─── Records for processing

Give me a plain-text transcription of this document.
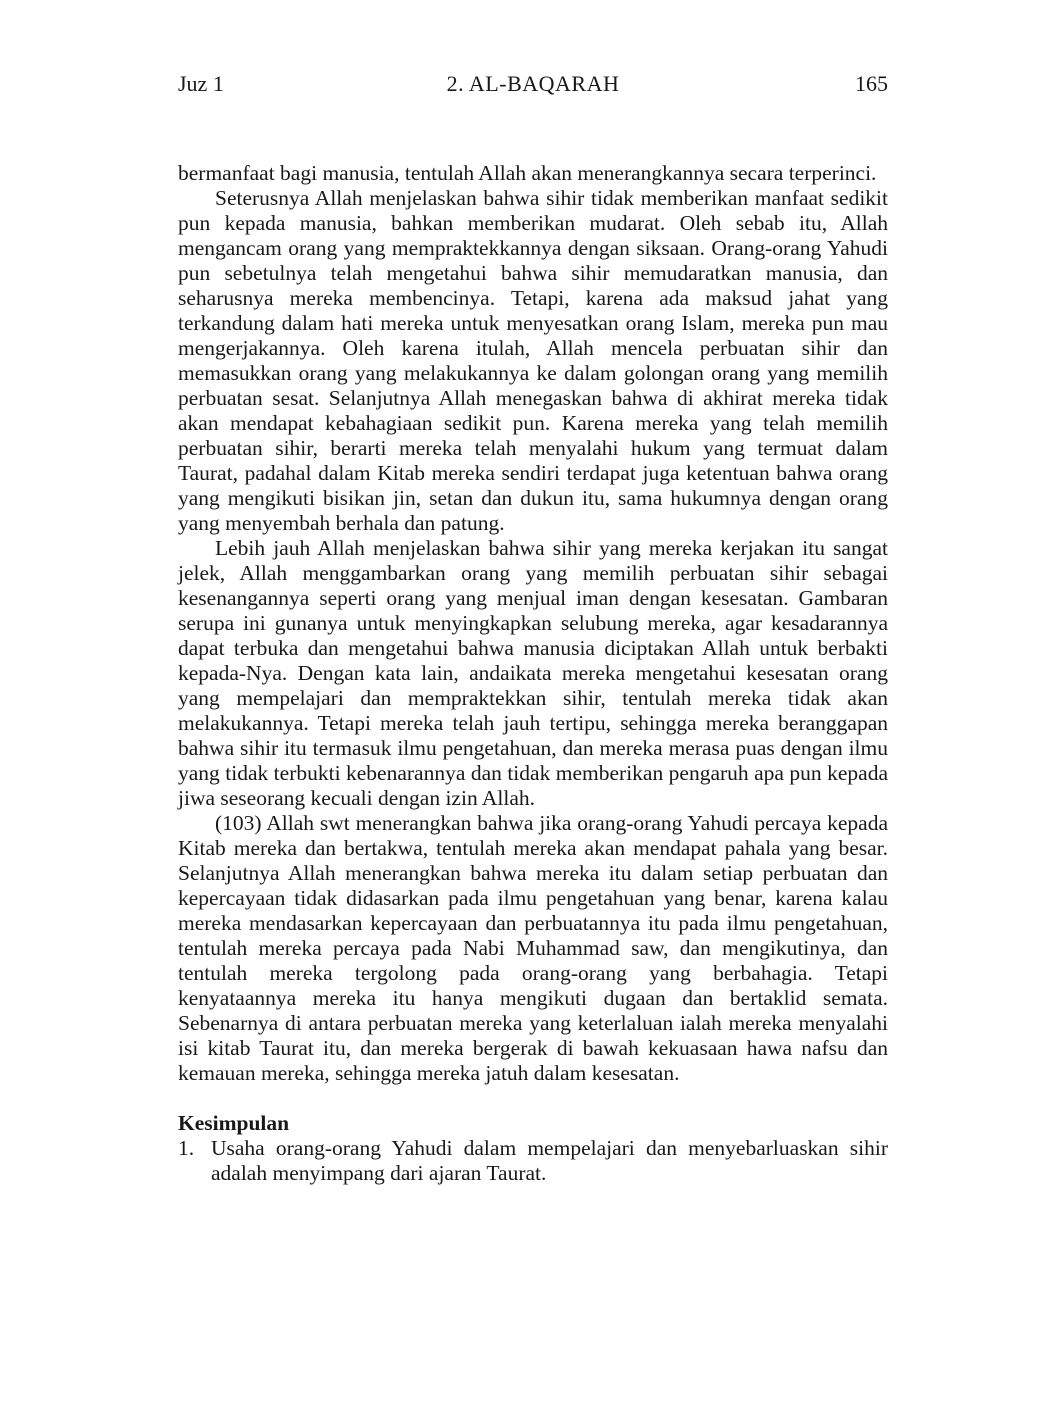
Juz 1	2. AL-BAQARAH	165

bermanfaat bagi manusia, tentulah Allah akan menerangkannya secara terperinci.

Seterusnya Allah menjelaskan bahwa sihir tidak memberikan manfaat sedikit pun kepada manusia, bahkan memberikan mudarat. Oleh sebab itu, Allah mengancam orang yang mempraktekkannya dengan siksaan. Orang-orang Yahudi pun sebetulnya telah mengetahui bahwa sihir memudaratkan manusia, dan seharusnya mereka membencinya. Tetapi, karena ada maksud jahat yang terkandung dalam hati mereka untuk menyesatkan orang Islam, mereka pun mau mengerjakannya. Oleh karena itulah, Allah mencela perbuatan sihir dan memasukkan orang yang melakukannya ke dalam golongan orang yang memilih perbuatan sesat. Selanjutnya Allah menegaskan bahwa di akhirat mereka tidak akan mendapat kebahagiaan sedikit pun. Karena mereka yang telah memilih perbuatan sihir, berarti mereka telah menyalahi hukum yang termuat dalam Taurat, padahal dalam Kitab mereka sendiri terdapat juga ketentuan bahwa orang yang mengikuti bisikan jin, setan dan dukun itu, sama hukumnya dengan orang yang menyembah berhala dan patung.

Lebih jauh Allah menjelaskan bahwa sihir yang mereka kerjakan itu sangat jelek, Allah menggambarkan orang yang memilih perbuatan sihir sebagai kesenangannya seperti orang yang menjual iman dengan kesesatan. Gambaran serupa ini gunanya untuk menyingkapkan selubung mereka, agar kesadarannya dapat terbuka dan mengetahui bahwa manusia diciptakan Allah untuk berbakti kepada-Nya. Dengan kata lain, andaikata mereka mengetahui kesesatan orang yang mempelajari dan mempraktekkan sihir, tentulah mereka tidak akan melakukannya. Tetapi mereka telah jauh tertipu, sehingga mereka beranggapan bahwa sihir itu termasuk ilmu pengetahuan, dan mereka merasa puas dengan ilmu yang tidak terbukti kebenarannya dan tidak memberikan pengaruh apa pun kepada jiwa seseorang kecuali dengan izin Allah.

(103) Allah swt menerangkan bahwa jika orang-orang Yahudi percaya kepada Kitab mereka dan bertakwa, tentulah mereka akan mendapat pahala yang besar. Selanjutnya Allah menerangkan bahwa mereka itu dalam setiap perbuatan dan kepercayaan tidak didasarkan pada ilmu pengetahuan yang benar, karena kalau mereka mendasarkan kepercayaan dan perbuatannya itu pada ilmu pengetahuan, tentulah mereka percaya pada Nabi Muhammad saw, dan mengikutinya, dan tentulah mereka tergolong pada orang-orang yang berbahagia. Tetapi kenyataannya mereka itu hanya mengikuti dugaan dan bertaklid semata. Sebenarnya di antara perbuatan mereka yang keterlaluan ialah mereka menyalahi isi kitab Taurat itu, dan mereka bergerak di bawah kekuasaan hawa nafsu dan kemauan mereka, sehingga mereka jatuh dalam kesesatan.

Kesimpulan
1. Usaha orang-orang Yahudi dalam mempelajari dan menyebarluaskan sihir adalah menyimpang dari ajaran Taurat.
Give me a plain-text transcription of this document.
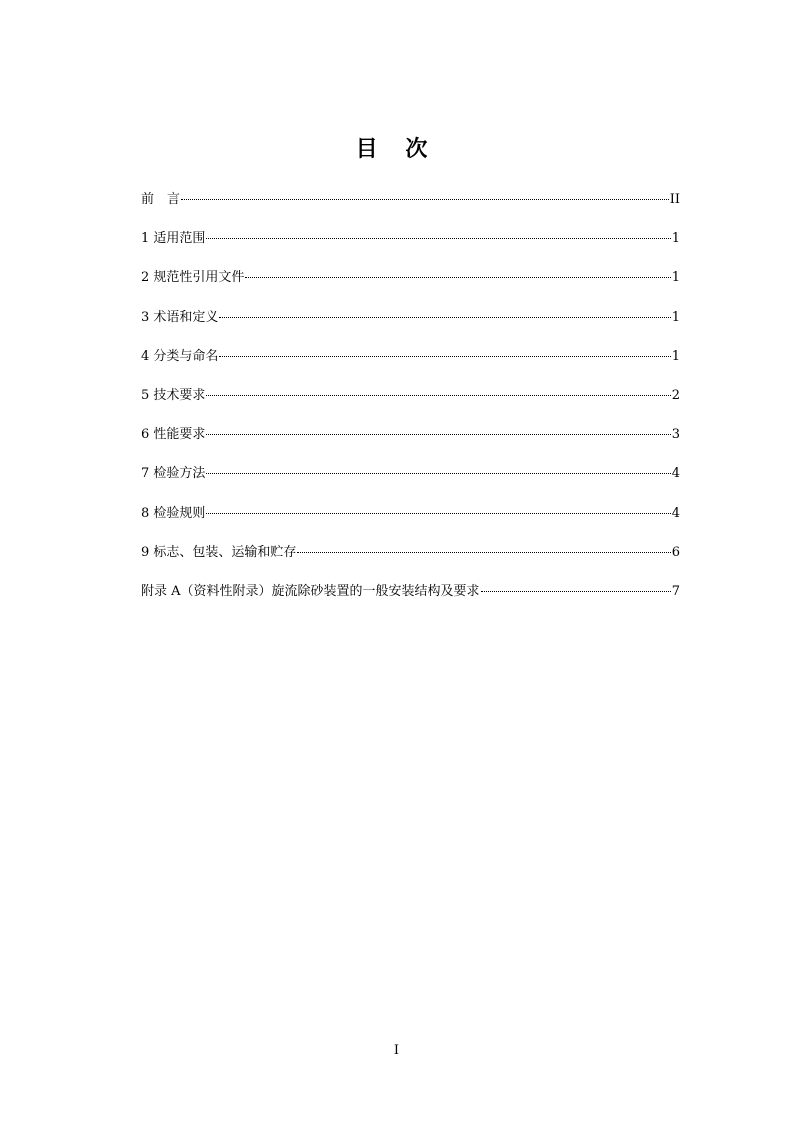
目 次
前　言	II
1 适用范围	1
2 规范性引用文件	1
3 术语和定义	1
4 分类与命名	1
5 技术要求	2
6 性能要求	3
7 检验方法	4
8 检验规则	4
9 标志、包装、运输和贮存	6
附录 A（资料性附录）旋流除砂装置的一般安装结构及要求	7
I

──────

Retype all the records shown above, character for character. Omit every picture.

Give me a plain-text transcription of this document.
Juz 1	2. AL-BAQARAH	165

bermanfaat bagi manusia, tentulah Allah akan menerangkannya secara terperinci.

Seterusnya Allah menjelaskan bahwa sihir tidak memberikan manfaat sedikit pun kepada manusia, bahkan memberikan mudarat. Oleh sebab itu, Allah mengancam orang yang mempraktekkannya dengan siksaan. Orang-orang Yahudi pun sebetulnya telah mengetahui bahwa sihir memudaratkan manusia, dan seharusnya mereka membencinya. Tetapi, karena ada maksud jahat yang terkandung dalam hati mereka untuk menyesatkan orang Islam, mereka pun mau mengerjakannya. Oleh karena itulah, Allah mencela perbuatan sihir dan memasukkan orang yang melakukannya ke dalam golongan orang yang memilih perbuatan sesat. Selanjutnya Allah menegaskan bahwa di akhirat mereka tidak akan mendapat kebahagiaan sedikit pun. Karena mereka yang telah memilih perbuatan sihir, berarti mereka telah menyalahi hukum yang termuat dalam Taurat, padahal dalam Kitab mereka sendiri terdapat juga ketentuan bahwa orang yang mengikuti bisikan jin, setan dan dukun itu, sama hukumnya dengan orang yang menyembah berhala dan patung.

Lebih jauh Allah menjelaskan bahwa sihir yang mereka kerjakan itu sangat jelek, Allah menggambarkan orang yang memilih perbuatan sihir sebagai kesenangannya seperti orang yang menjual iman dengan kesesatan. Gambaran serupa ini gunanya untuk menyingkapkan selubung mereka, agar kesadarannya dapat terbuka dan mengetahui bahwa manusia diciptakan Allah untuk berbakti kepada-Nya. Dengan kata lain, andaikata mereka mengetahui kesesatan orang yang mempelajari dan mempraktekkan sihir, tentulah mereka tidak akan melakukannya. Tetapi mereka telah jauh tertipu, sehingga mereka beranggapan bahwa sihir itu termasuk ilmu pengetahuan, dan mereka merasa puas dengan ilmu yang tidak terbukti kebenarannya dan tidak memberikan pengaruh apa pun kepada jiwa seseorang kecuali dengan izin Allah.

(103) Allah swt menerangkan bahwa jika orang-orang Yahudi percaya kepada Kitab mereka dan bertakwa, tentulah mereka akan mendapat pahala yang besar. Selanjutnya Allah menerangkan bahwa mereka itu dalam setiap perbuatan dan kepercayaan tidak didasarkan pada ilmu pengetahuan yang benar, karena kalau mereka mendasarkan kepercayaan dan perbuatannya itu pada ilmu pengetahuan, tentulah mereka percaya pada Nabi Muhammad saw, dan mengikutinya, dan tentulah mereka tergolong pada orang-orang yang berbahagia. Tetapi kenyataannya mereka itu hanya mengikuti dugaan dan bertaklid semata. Sebenarnya di antara perbuatan mereka yang keterlaluan ialah mereka menyalahi isi kitab Taurat itu, dan mereka bergerak di bawah kekuasaan hawa nafsu dan kemauan mereka, sehingga mereka jatuh dalam kesesatan.

Kesimpulan
1. Usaha orang-orang Yahudi dalam mempelajari dan menyebarluaskan sihir adalah menyimpang dari ajaran Taurat.
Give me a plain-text transcription of this document.
目 次
前　言	II
1 适用范围	1
2 规范性引用文件	1
3 术语和定义	1
4 分类与命名	1
5 技术要求	2
6 性能要求	3
7 检验方法	4
8 检验规则	4
9 标志、包装、运输和贮存	6
附录 A（资料性附录）旋流除砂装置的一般安装结构及要求	7
I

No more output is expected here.